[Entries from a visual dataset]
───
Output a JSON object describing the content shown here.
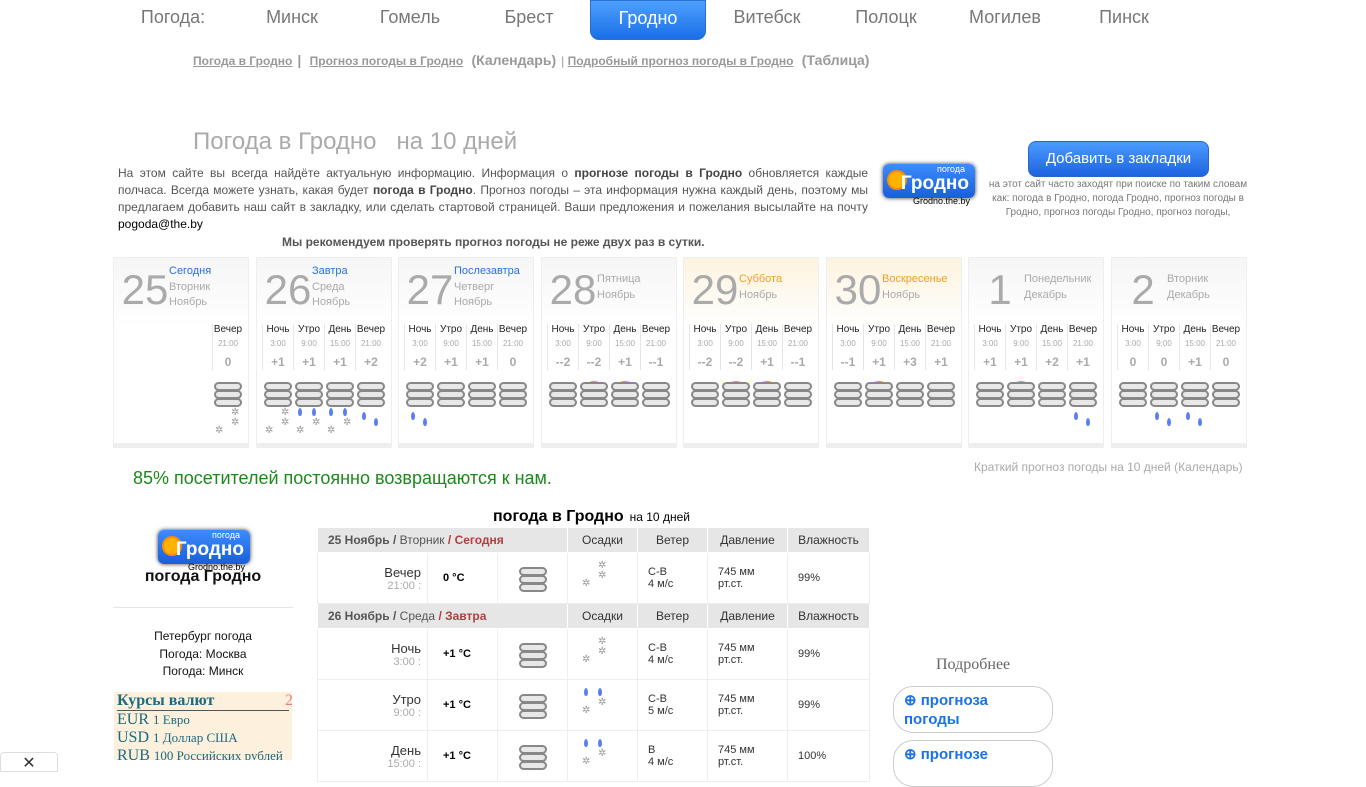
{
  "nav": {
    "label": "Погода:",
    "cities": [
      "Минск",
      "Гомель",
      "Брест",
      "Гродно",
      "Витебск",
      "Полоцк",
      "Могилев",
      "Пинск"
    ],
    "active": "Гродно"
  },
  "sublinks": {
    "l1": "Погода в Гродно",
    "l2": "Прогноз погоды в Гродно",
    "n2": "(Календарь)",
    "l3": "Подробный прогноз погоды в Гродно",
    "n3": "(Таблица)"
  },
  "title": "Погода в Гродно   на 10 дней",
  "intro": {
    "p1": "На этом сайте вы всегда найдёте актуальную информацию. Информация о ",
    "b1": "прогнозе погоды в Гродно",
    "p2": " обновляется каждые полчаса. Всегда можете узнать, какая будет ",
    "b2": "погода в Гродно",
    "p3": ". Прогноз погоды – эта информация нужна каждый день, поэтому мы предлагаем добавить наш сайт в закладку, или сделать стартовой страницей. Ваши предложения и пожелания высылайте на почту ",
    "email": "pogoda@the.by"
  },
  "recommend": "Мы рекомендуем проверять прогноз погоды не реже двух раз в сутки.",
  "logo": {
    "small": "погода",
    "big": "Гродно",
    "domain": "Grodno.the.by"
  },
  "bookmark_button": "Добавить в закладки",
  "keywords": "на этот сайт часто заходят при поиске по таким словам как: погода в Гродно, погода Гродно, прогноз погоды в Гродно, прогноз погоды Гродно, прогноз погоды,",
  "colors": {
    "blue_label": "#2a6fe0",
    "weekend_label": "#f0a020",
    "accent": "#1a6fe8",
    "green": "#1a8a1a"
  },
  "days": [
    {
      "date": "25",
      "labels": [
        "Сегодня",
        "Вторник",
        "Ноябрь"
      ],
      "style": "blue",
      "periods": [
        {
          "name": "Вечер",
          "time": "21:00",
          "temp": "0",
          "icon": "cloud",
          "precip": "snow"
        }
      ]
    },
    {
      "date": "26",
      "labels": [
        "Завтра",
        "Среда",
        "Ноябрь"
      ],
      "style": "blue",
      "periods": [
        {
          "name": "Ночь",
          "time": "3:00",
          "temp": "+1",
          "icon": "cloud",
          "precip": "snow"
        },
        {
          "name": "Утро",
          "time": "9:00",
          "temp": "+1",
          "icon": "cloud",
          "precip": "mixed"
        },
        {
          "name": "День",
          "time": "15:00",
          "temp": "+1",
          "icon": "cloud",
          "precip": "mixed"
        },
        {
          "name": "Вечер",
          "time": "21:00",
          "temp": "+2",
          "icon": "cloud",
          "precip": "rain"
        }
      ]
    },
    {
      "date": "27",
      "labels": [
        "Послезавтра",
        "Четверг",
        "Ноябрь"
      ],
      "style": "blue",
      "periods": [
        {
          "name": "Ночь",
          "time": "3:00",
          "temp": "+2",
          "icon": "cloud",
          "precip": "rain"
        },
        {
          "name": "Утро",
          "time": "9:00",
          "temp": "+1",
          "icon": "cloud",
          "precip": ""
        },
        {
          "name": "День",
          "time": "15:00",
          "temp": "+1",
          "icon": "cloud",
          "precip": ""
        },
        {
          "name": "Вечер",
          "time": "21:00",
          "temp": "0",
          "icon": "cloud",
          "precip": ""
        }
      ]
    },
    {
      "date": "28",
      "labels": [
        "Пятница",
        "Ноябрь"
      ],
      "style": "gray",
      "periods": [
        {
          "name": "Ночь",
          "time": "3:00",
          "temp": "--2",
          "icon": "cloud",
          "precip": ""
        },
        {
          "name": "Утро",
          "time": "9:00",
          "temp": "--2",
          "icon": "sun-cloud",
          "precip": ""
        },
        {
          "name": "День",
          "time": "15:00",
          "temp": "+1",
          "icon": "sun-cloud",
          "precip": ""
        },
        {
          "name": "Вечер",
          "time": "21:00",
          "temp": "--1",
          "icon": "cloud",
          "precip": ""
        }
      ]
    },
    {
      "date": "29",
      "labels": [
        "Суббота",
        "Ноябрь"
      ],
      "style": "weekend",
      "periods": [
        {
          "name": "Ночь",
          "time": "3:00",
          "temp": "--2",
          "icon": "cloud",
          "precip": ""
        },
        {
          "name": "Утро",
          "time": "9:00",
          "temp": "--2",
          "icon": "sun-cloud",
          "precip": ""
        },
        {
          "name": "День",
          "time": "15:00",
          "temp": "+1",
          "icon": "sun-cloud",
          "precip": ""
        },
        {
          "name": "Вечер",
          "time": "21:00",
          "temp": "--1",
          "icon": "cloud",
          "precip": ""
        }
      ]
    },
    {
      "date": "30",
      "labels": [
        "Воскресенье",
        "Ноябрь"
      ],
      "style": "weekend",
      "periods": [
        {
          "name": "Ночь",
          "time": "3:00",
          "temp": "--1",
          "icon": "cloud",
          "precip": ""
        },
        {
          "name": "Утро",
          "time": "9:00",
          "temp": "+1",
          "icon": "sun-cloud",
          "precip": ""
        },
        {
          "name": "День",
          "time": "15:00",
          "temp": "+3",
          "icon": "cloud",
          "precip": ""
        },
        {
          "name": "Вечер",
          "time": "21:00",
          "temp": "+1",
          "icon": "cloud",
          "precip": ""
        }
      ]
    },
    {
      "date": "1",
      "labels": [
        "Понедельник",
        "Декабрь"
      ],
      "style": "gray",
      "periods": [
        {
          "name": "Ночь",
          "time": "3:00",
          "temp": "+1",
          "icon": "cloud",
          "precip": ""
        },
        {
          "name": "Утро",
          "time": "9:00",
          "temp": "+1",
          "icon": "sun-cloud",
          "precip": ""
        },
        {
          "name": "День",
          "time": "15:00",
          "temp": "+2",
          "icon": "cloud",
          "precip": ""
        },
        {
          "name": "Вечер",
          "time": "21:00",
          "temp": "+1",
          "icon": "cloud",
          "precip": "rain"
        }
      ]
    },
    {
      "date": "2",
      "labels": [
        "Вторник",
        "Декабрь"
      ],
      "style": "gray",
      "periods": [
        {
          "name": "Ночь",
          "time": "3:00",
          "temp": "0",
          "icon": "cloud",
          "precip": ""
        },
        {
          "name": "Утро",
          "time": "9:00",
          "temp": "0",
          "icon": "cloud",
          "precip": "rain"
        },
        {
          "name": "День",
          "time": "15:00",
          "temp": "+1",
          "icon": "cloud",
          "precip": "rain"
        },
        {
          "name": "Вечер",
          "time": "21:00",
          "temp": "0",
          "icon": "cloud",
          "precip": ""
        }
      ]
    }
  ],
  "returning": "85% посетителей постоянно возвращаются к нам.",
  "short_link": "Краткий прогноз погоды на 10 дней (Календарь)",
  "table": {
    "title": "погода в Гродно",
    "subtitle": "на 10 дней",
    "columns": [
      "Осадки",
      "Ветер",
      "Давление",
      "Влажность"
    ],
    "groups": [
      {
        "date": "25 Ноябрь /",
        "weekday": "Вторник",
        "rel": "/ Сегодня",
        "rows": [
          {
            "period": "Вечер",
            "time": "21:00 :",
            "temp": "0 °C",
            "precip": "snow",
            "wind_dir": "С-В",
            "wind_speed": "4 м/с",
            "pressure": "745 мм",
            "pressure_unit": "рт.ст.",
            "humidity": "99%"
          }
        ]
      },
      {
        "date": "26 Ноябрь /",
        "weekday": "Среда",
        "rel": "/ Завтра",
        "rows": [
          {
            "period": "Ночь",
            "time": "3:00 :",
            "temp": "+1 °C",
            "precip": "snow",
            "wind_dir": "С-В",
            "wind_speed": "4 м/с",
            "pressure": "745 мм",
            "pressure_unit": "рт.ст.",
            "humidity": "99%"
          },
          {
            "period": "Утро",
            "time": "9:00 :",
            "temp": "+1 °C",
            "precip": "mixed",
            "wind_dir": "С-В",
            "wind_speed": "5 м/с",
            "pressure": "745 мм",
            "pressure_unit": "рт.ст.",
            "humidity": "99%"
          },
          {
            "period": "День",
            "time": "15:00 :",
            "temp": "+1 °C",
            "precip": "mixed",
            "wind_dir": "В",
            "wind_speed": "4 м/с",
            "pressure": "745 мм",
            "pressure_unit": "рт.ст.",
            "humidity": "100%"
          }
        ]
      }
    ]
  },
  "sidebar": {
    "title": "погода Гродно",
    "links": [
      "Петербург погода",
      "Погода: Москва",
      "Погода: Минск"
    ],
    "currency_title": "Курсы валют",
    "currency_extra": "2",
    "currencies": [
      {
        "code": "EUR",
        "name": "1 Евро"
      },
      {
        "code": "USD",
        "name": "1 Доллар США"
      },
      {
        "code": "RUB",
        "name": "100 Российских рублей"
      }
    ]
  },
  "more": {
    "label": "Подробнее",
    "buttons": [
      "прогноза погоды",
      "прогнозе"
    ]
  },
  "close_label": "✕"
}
───
> [Written instruction]
Track down every line with the word "прогнозе" and copy it.

> [Solution for this problem]
    "b1": "прогнозе погоды в Гродно",
      "прогнозе"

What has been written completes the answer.